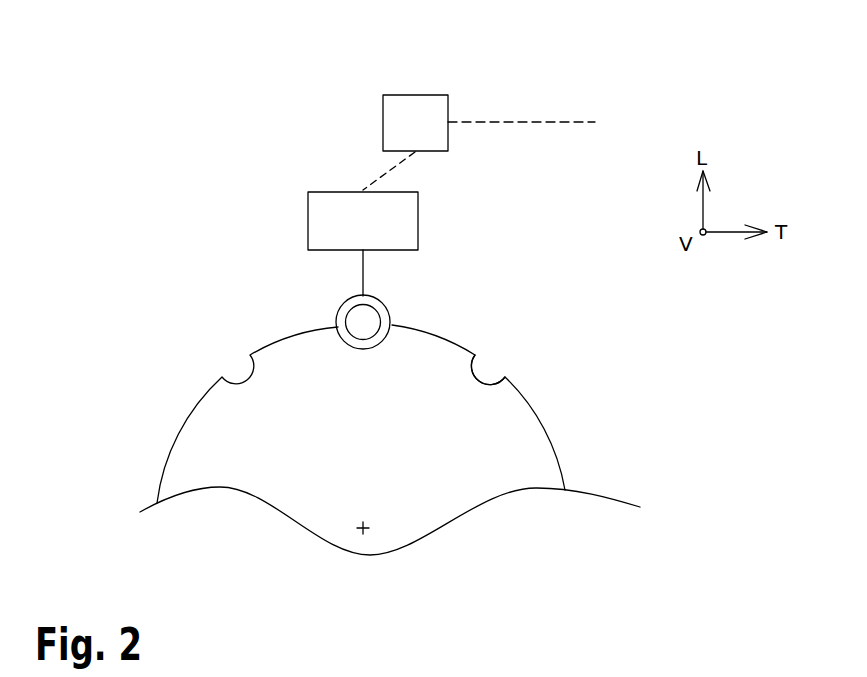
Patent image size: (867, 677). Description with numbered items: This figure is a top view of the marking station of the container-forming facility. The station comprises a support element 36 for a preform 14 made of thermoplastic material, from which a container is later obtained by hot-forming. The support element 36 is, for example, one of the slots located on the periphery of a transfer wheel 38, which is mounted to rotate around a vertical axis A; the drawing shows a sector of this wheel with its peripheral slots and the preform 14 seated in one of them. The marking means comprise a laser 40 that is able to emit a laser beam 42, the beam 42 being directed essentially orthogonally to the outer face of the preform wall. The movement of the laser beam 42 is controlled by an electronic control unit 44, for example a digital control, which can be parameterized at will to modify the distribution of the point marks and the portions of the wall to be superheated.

The preform 14 is at (352, 327).
The support element 36 is at (483, 380).
The transfer wheel 38 is at (497, 442).
The laser 40 is at (323, 220).
The laser beam 42 is at (363, 267).
The electronic control unit 44 is at (422, 110).
The vertical axis A is at (362, 530).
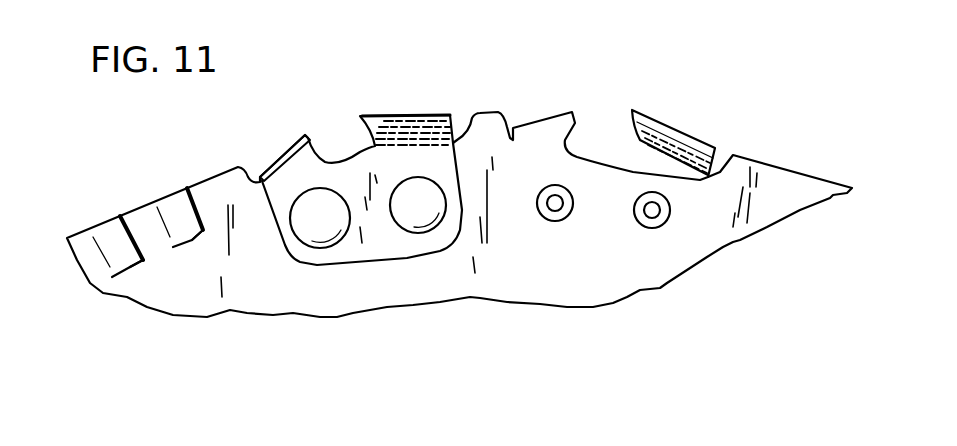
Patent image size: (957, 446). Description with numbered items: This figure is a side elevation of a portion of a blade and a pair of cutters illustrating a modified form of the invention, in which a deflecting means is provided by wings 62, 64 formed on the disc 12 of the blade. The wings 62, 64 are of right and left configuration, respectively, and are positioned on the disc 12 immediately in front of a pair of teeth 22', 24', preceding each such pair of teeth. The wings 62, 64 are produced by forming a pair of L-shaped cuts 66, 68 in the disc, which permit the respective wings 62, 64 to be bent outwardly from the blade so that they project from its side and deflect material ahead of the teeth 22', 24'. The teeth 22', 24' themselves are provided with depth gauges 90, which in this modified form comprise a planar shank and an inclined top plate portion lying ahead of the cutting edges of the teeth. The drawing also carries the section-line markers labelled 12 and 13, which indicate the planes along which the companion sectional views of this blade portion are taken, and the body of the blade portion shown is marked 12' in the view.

* * * * * * *

» Exercise brief
Rewrite every entry above, replacing "Patent image size" with "Figure dimensions" and changing nothing else. Leave out the pictures.

» Final result
Figure dimensions: (867, 677). Description with numbered items: This figure is a top view of the marking station of the container-forming facility. The station comprises a support element 36 for a preform 14 made of thermoplastic material, from which a container is later obtained by hot-forming. The support element 36 is, for example, one of the slots located on the periphery of a transfer wheel 38, which is mounted to rotate around a vertical axis A; the drawing shows a sector of this wheel with its peripheral slots and the preform 14 seated in one of them. The marking means comprise a laser 40 that is able to emit a laser beam 42, the beam 42 being directed essentially orthogonally to the outer face of the preform wall. The movement of the laser beam 42 is controlled by an electronic control unit 44, for example a digital control, which can be parameterized at will to modify the distribution of the point marks and the portions of the wall to be superheated.

The preform 14 is at (352, 327).
The support element 36 is at (483, 380).
The transfer wheel 38 is at (497, 442).
The laser 40 is at (323, 220).
The laser beam 42 is at (363, 267).
The electronic control unit 44 is at (422, 110).
The vertical axis A is at (362, 530).
Figure dimensions: (957, 446). Description with numbered items: This figure is a side elevation of a portion of a blade and a pair of cutters illustrating a modified form of the invention, in which a deflecting means is provided by wings 62, 64 formed on the disc 12 of the blade. The wings 62, 64 are of right and left configuration, respectively, and are positioned on the disc 12 immediately in front of a pair of teeth 22', 24', preceding each such pair of teeth. The wings 62, 64 are produced by forming a pair of L-shaped cuts 66, 68 in the disc, which permit the respective wings 62, 64 to be bent outwardly from the blade so that they project from its side and deflect material ahead of the teeth 22', 24'. The teeth 22', 24' themselves are provided with depth gauges 90, which in this modified form comprise a planar shank and an inclined top plate portion lying ahead of the cutting edges of the teeth. The drawing also carries the section-line markers labelled 12 and 13, which indicate the planes along which the companion sectional views of this blade portion are taken, and the body of the blade portion shown is marked 12' in the view.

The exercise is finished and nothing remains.